(Dataset entries)

———

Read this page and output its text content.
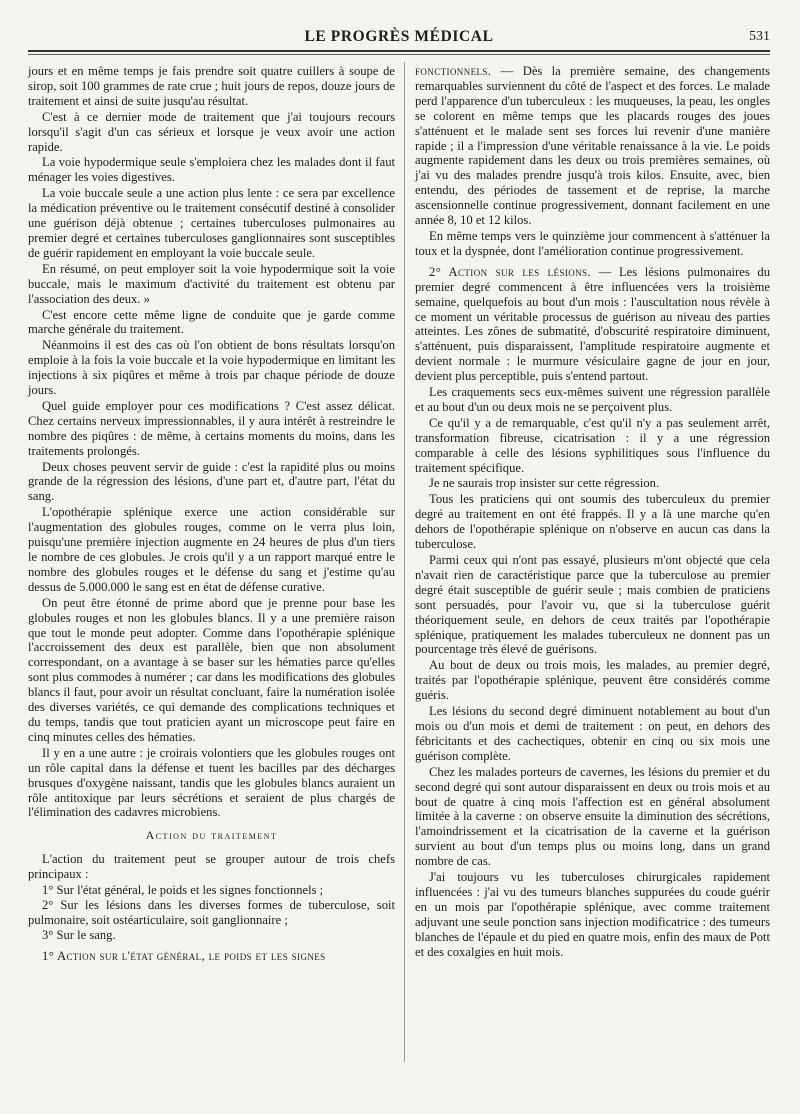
LE PROGRÈS MÉDICAL	531

jours et en même temps je fais prendre soit quatre cuillers à soupe de sirop, soit 100 grammes de rate crue ; huit jours de repos, douze jours de traitement et ainsi de suite jusqu'au résultat.

C'est à ce dernier mode de traitement que j'ai toujours recours lorsqu'il s'agit d'un cas sérieux et lorsque je veux avoir une action rapide.

La voie hypodermique seule s'emploiera chez les malades dont il faut ménager les voies digestives.

La voie buccale seule a une action plus lente : ce sera par excellence la médication préventive ou le traitement consécutif destiné à consolider une guérison déjà obtenue ; certaines tuberculoses pulmonaires au premier degré et certaines tuberculoses ganglionnaires sont susceptibles de guérir rapidement en employant la voie buccale seule.

En résumé, on peut employer soit la voie hypodermique soit la voie buccale, mais le maximum d'activité du traitement est obtenu par l'association des deux. »

C'est encore cette même ligne de conduite que je garde comme marche générale du traitement.

Néanmoins il est des cas où l'on obtient de bons résultats lorsqu'on emploie à la fois la voie buccale et la voie hypodermique en limitant les injections à six piqûres et même à trois par chaque période de douze jours.

Quel guide employer pour ces modifications ? C'est assez délicat. Chez certains nerveux impressionnables, il y aura intérêt à restreindre le nombre des piqûres : de même, à certains moments du moins, dans les traitements prolongés.

Deux choses peuvent servir de guide : c'est la rapidité plus ou moins grande de la régression des lésions, d'une part et, d'autre part, l'état du sang.

L'opothérapie splénique exerce une action considérable sur l'augmentation des globules rouges, comme on le verra plus loin, puisqu'une première injection augmente en 24 heures de plus d'un tiers le nombre de ces globules. Je crois qu'il y a un rapport marqué entre le nombre des globules rouges et le défense du sang et j'estime qu'au dessus de 5.000.000 le sang est en état de défense curative.

On peut être étonné de prime abord que je prenne pour base les globules rouges et non les globules blancs. Il y a une première raison que tout le monde peut adopter. Comme dans l'opothérapie splénique l'accroissement des deux est parallèle, bien que non absolument correspondant, on a avantage à se baser sur les hématies parce qu'elles sont plus commodes à numérer ; car dans les modifications des globules blancs il faut, pour avoir un résultat concluant, faire la numération isolée des diverses variétés, ce qui demande des complications techniques et du temps, tandis que tout praticien ayant un microscope peut faire en cinq minutes celles des hématies.

Il y en a une autre : je croirais volontiers que les globules rouges ont un rôle capital dans la défense et tuent les bacilles par des décharges brusques d'oxygène naissant, tandis que les globules blancs auraient un rôle antitoxique par leurs sécrétions et seraient de plus chargés de l'élimination des cadavres microbiens.

Action du traitement

L'action du traitement peut se grouper autour de trois chefs principaux :

1° Sur l'état général, le poids et les signes fonctionnels ;

2° Sur les lésions dans les diverses formes de tuberculose, soit pulmonaire, soit ostéarticulaire, soit ganglionnaire ;

3° Sur le sang.

1° Action sur l'état général, le poids et les signes

fonctionnels. — Dès la première semaine, des changements remarquables surviennent du côté de l'aspect et des forces. Le malade perd l'apparence d'un tuberculeux : les muqueuses, la peau, les ongles se colorent en même temps que les placards rouges des joues s'atténuent et le malade sent ses forces lui revenir d'une manière rapide ; il a l'impression d'une véritable renaissance à la vie. Le poids augmente rapidement dans les deux ou trois premières semaines, où j'ai vu des malades prendre jusqu'à trois kilos. Ensuite, avec, bien entendu, des périodes de tassement et de reprise, la marche ascensionnelle continue progressivement, donnant facilement en une année 8, 10 et 12 kilos.

En même temps vers le quinzième jour commencent à s'atténuer la toux et la dyspnée, dont l'amélioration continue progressivement.

2° Action sur les lésions. — Les lésions pulmonaires du premier degré commencent à être influencées vers la troisième semaine, quelquefois au bout d'un mois : l'auscultation nous révèle à ce moment un véritable processus de guérison au niveau des parties atteintes. Les zônes de submatité, d'obscurité respiratoire diminuent, s'atténuent, puis disparaissent, l'amplitude respiratoire augmente et devient normale : le murmure vésiculaire gagne de jour en jour, devient plus perceptible, puis s'entend partout.

Les craquements secs eux-mêmes suivent une régression parallèle et au bout d'un ou deux mois ne se perçoivent plus.

Ce qu'il y a de remarquable, c'est qu'il n'y a pas seulement arrêt, transformation fibreuse, cicatrisation : il y a une régression comparable à celle des lésions syphilitiques sous l'influence du traitement spécifique.

Je ne saurais trop insister sur cette régression.

Tous les praticiens qui ont soumis des tuberculeux du premier degré au traitement en ont été frappés. Il y a là une marche qu'en dehors de l'opothérapie splénique on n'observe en aucun cas dans la tuberculose.

Parmi ceux qui n'ont pas essayé, plusieurs m'ont objecté que cela n'avait rien de caractéristique parce que la tuberculose au premier degré était susceptible de guérir seule ; mais combien de praticiens sont persuadés, pour l'avoir vu, que si la tuberculose guérit théoriquement seule, en dehors de ceux traités par l'opothérapie splénique, pratiquement les malades tuberculeux ne donnent pas un pourcentage très élevé de guérisons.

Au bout de deux ou trois mois, les malades, au premier degré, traités par l'opothérapie splénique, peuvent être considérés comme guéris.

Les lésions du second degré diminuent notablement au bout d'un mois ou d'un mois et demi de traitement : on peut, en dehors des fébricitants et des cachectiques, obtenir en cinq ou six mois une guérison complète.

Chez les malades porteurs de cavernes, les lésions du premier et du second degré qui sont autour disparaissent en deux ou trois mois et au bout de quatre à cinq mois l'affection est en général absolument limitée à la caverne : on observe ensuite la diminution des sécrétions, l'amoindrissement et la cicatrisation de la caverne et la guérison survient au bout d'un temps plus ou moins long, dans un grand nombre de cas.

J'ai toujours vu les tuberculoses chirurgicales rapidement influencées : j'ai vu des tumeurs blanches suppurées du coude guérir en un mois par l'opothérapie splénique, avec comme traitement adjuvant une seule ponction sans injection modificatrice : des tumeurs blanches de l'épaule et du pied en quatre mois, enfin des maux de Pott et des coxalgies en huit mois.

———

● **Objective**: Identify each line containing the string "lorsqu" and copy it out.

● **Solution to this problem**:
C'est à ce dernier mode de traitement que j'ai toujours recours lorsqu'il s'agit d'un cas sérieux et lorsque je veux avoir une action rapide.
Néanmoins il est des cas où l'on obtient de bons résultats lorsqu'on emploie à la fois la voie buccale et la voie hypodermique en limitant les injections à six piqûres et même à trois par chaque période de douze jours.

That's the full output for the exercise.